▶ [WHAT TO DO]
Find each line with the word "spanners" and copy it.

▶ [SUPPLIED MATERIAL]
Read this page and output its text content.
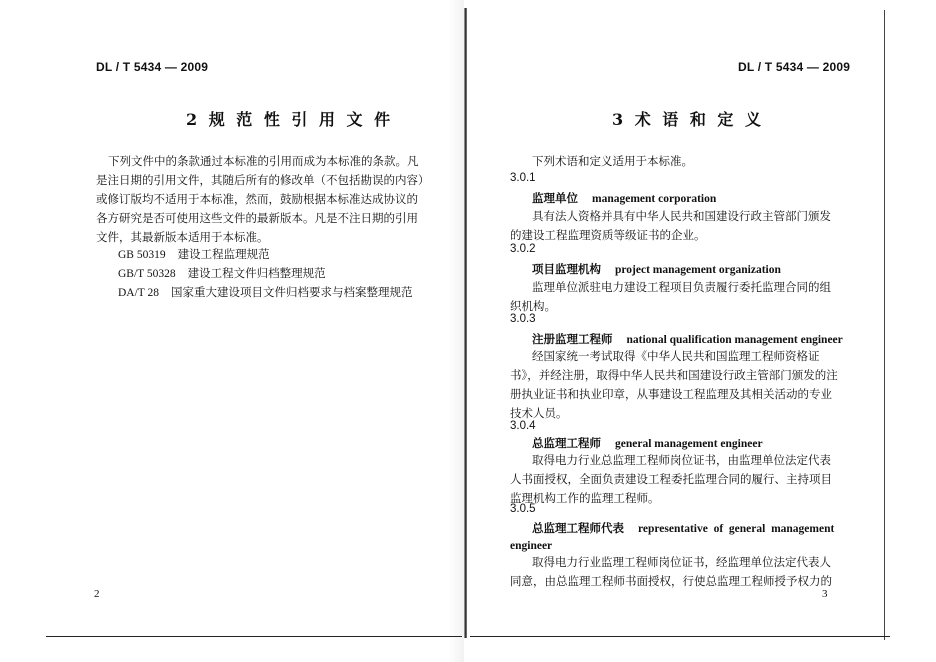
DL / T 5434 — 2009
2 规 范 性 引 用 文 件
下列文件中的条款通过本标准的引用而成为本标准的条款。凡
是注日期的引用文件，其随后所有的修改单（不包括勘误的内容）
或修订版均不适用于本标准，然而，鼓励根据本标准达成协议的
各方研究是否可使用这些文件的最新版本。凡是不注日期的引用
文件，其最新版本适用于本标准。
GB 50319 建设工程监理规范
GB/T 50328 建设工程文件归档整理规范
DA/T 28 国家重大建设项目文件归档要求与档案整理规范
2
DL / T 5434 — 2009
3 术 语 和 定 义
下列术语和定义适用于本标准。
3.0.1
监理单位 management corporation
具有法人资格并具有中华人民共和国建设行政主管部门颁发
的建设工程监理资质等级证书的企业。
3.0.2
项目监理机构 project management organization
监理单位派驻电力建设工程项目负责履行委托监理合同的组
织机构。
3.0.3
注册监理工程师 national qualification management engineer
经国家统一考试取得《中华人民共和国监理工程师资格证
书》，并经注册，取得中华人民共和国建设行政主管部门颁发的注
册执业证书和执业印章，从事建设工程监理及其相关活动的专业
技术人员。
3.0.4
总监理工程师 general management engineer
取得电力行业总监理工程师岗位证书，由监理单位法定代表
人书面授权，全面负责建设工程委托监理合同的履行、主持项目
监理机构工作的监理工程师。
3.0.5
总监理工程师代表 representative  of  general  management
engineer
取得电力行业监理工程师岗位证书，经监理单位法定代表人
同意，由总监理工程师书面授权，行使总监理工程师授予权力的
3
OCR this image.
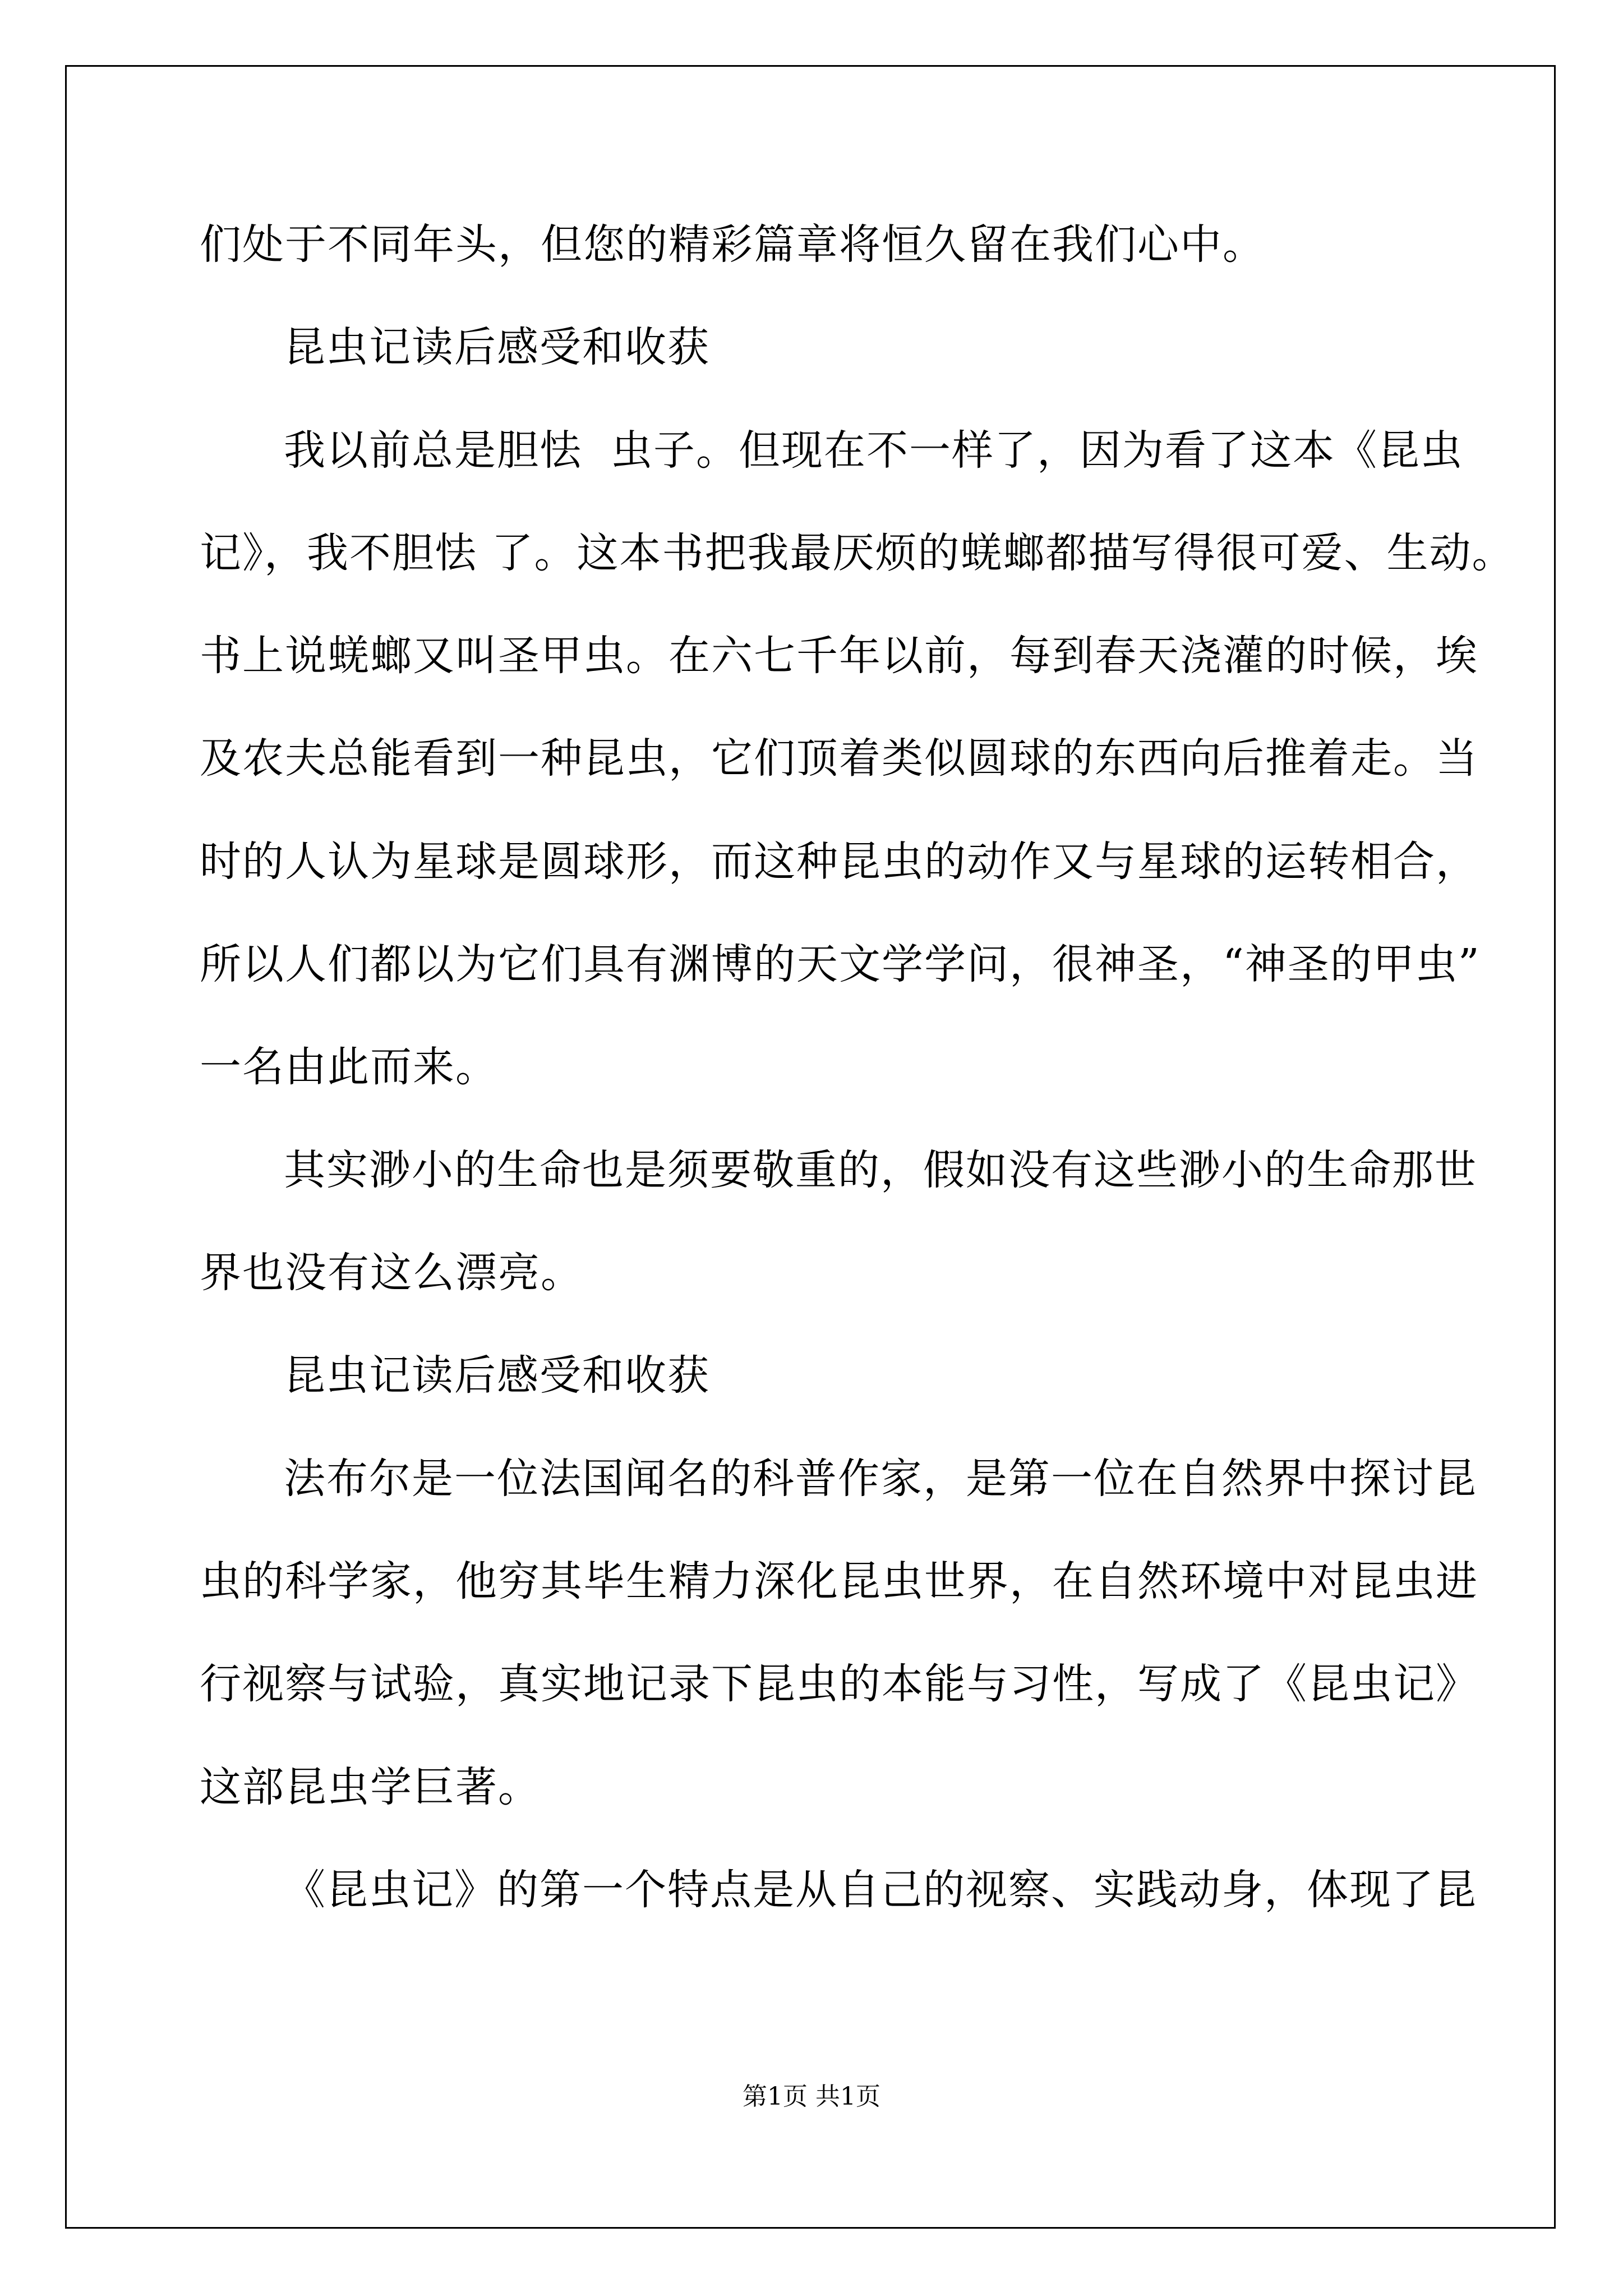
们处于不同年头，但您的精彩篇章将恒久留在我们心中。
昆虫记读后感受和收获
我以前总是胆怯  虫子。但现在不一样了，因为看了这本《昆虫
记》，我不胆怯 了。这本书把我最厌烦的蜣螂都描写得很可爱、生动。
书上说蜣螂又叫圣甲虫。在六七千年以前，每到春天浇灌的时候，埃
及农夫总能看到一种昆虫，它们顶着类似圆球的东西向后推着走。当
时的人认为星球是圆球形，而这种昆虫的动作又与星球的运转相合，
所以人们都以为它们具有渊博的天文学学问，很神圣，“神圣的甲虫”
一名由此而来。
其实渺小的生命也是须要敬重的，假如没有这些渺小的生命那世
界也没有这么漂亮。
昆虫记读后感受和收获
法布尔是一位法国闻名的科普作家，是第一位在自然界中探讨昆
虫的科学家，他穷其毕生精力深化昆虫世界，在自然环境中对昆虫进
行视察与试验，真实地记录下昆虫的本能与习性，写成了《昆虫记》
这部昆虫学巨著。
《昆虫记》的第一个特点是从自己的视察、实践动身，体现了昆
第1页 共1页
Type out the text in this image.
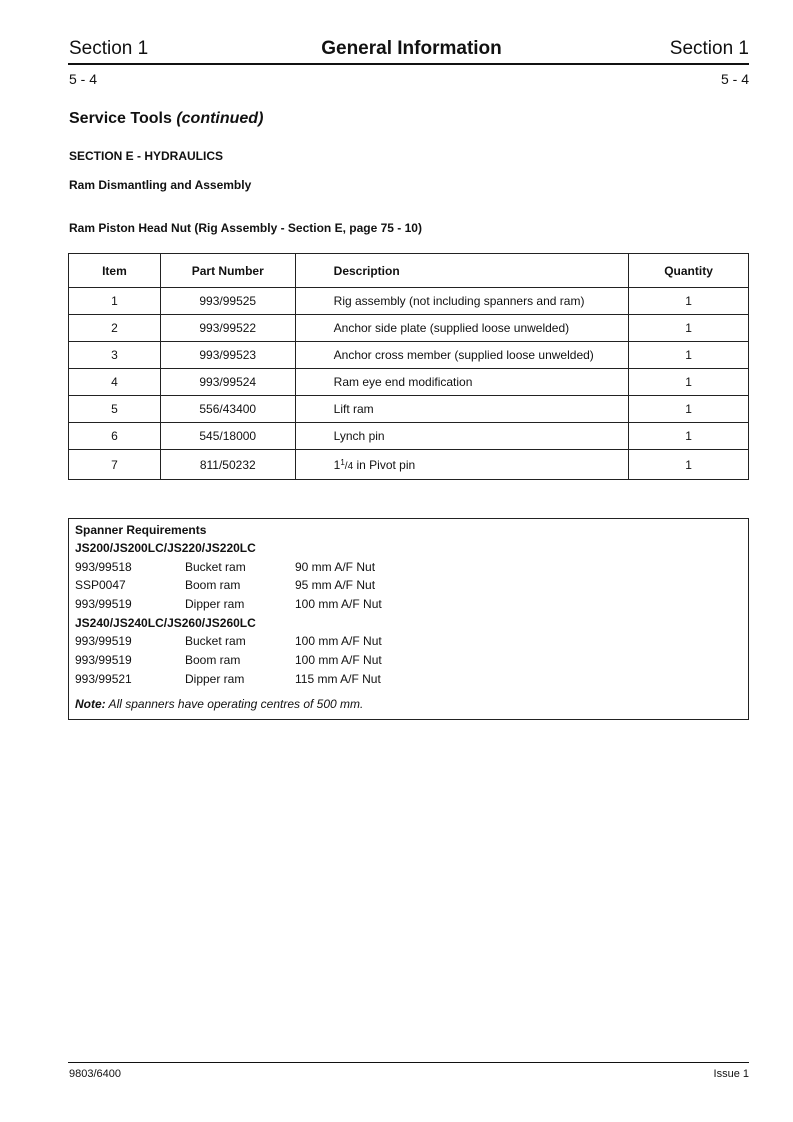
Section 1	General Information	Section 1
5 - 4	5 - 4
Service Tools (continued)
SECTION E - HYDRAULICS
Ram Dismantling and Assembly
Ram Piston Head Nut (Rig Assembly - Section E, page 75 - 10)
Item	Part Number	Description	Quantity
1	993/99525	Rig assembly (not including spanners and ram)	1
2	993/99522	Anchor side plate (supplied loose unwelded)	1
3	993/99523	Anchor cross member (supplied loose unwelded)	1
4	993/99524	Ram eye end modification	1
5	556/43400	Lift ram	1
6	545/18000	Lynch pin	1
7	811/50232	$1^1/4$ in Pivot pin	1
Spanner Requirements
JS200/JS200LC/JS220/JS220LC
993/99518	Bucket ram	90 mm A/F Nut
SSP0047	Boom ram	95 mm A/F Nut
993/99519	Dipper ram	100 mm A/F Nut
JS240/JS240LC/JS260/JS260LC
993/99519	Bucket ram	100 mm A/F Nut
993/99519	Boom ram	100 mm A/F Nut
993/99521	Dipper ram	115 mm A/F Nut
Note: All spanners have operating centres of 500 mm.
9803/6400	Issue 1
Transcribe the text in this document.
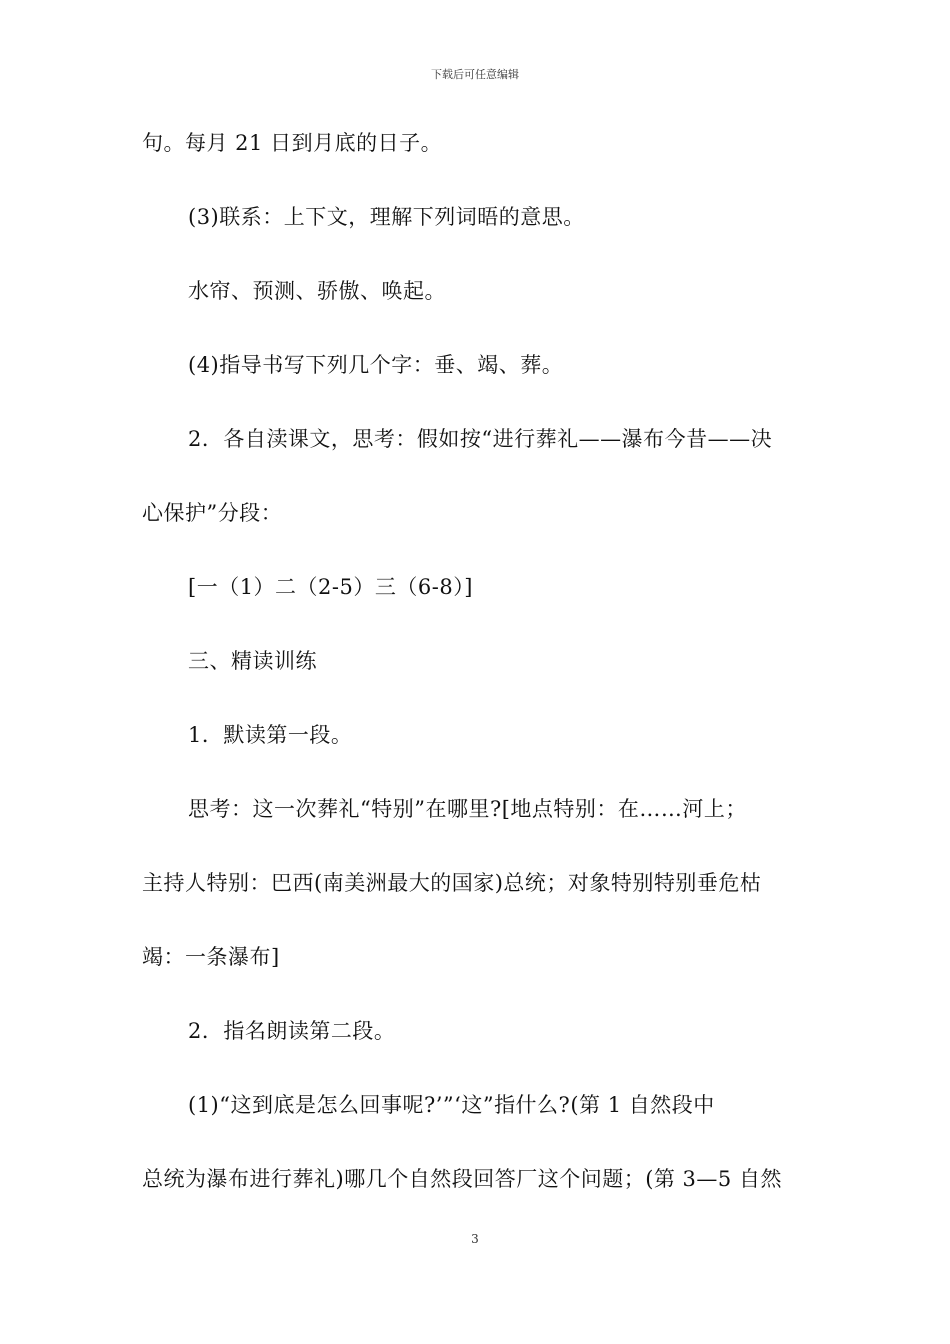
下载后可任意编辑
句。每月 21 日到月底的日子。
(3)联系：上下文，理解下列词晤的意思。
水帘、预测、骄傲、唤起。
(4)指导书写下列几个字：垂、竭、葬。
2．各自渎课文，思考：假如按“进行葬礼——瀑布今昔——决
心保护”分段：
[一（1）二（2-5）三（6-8）]
三、精读训练
1．默读第一段。
思考：这一次葬礼“特别”在哪里?[地点特别：在……河上；
主持人特别：巴西(南美洲最大的国家)总统；对象特别特别垂危枯
竭：一条瀑布]
2．指名朗读第二段。
(1)“这到底是怎么回事呢?’”‘这”指什么?(第 1 自然段中
总统为瀑布进行葬礼)哪几个自然段回答厂这个问题；(第 3—5 自然
3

▶ [COMPLETE RESPONSE]
1	993/99525	Rig assembly (not including spanners and ram)	1
Note: All spanners have operating centres of 500 mm.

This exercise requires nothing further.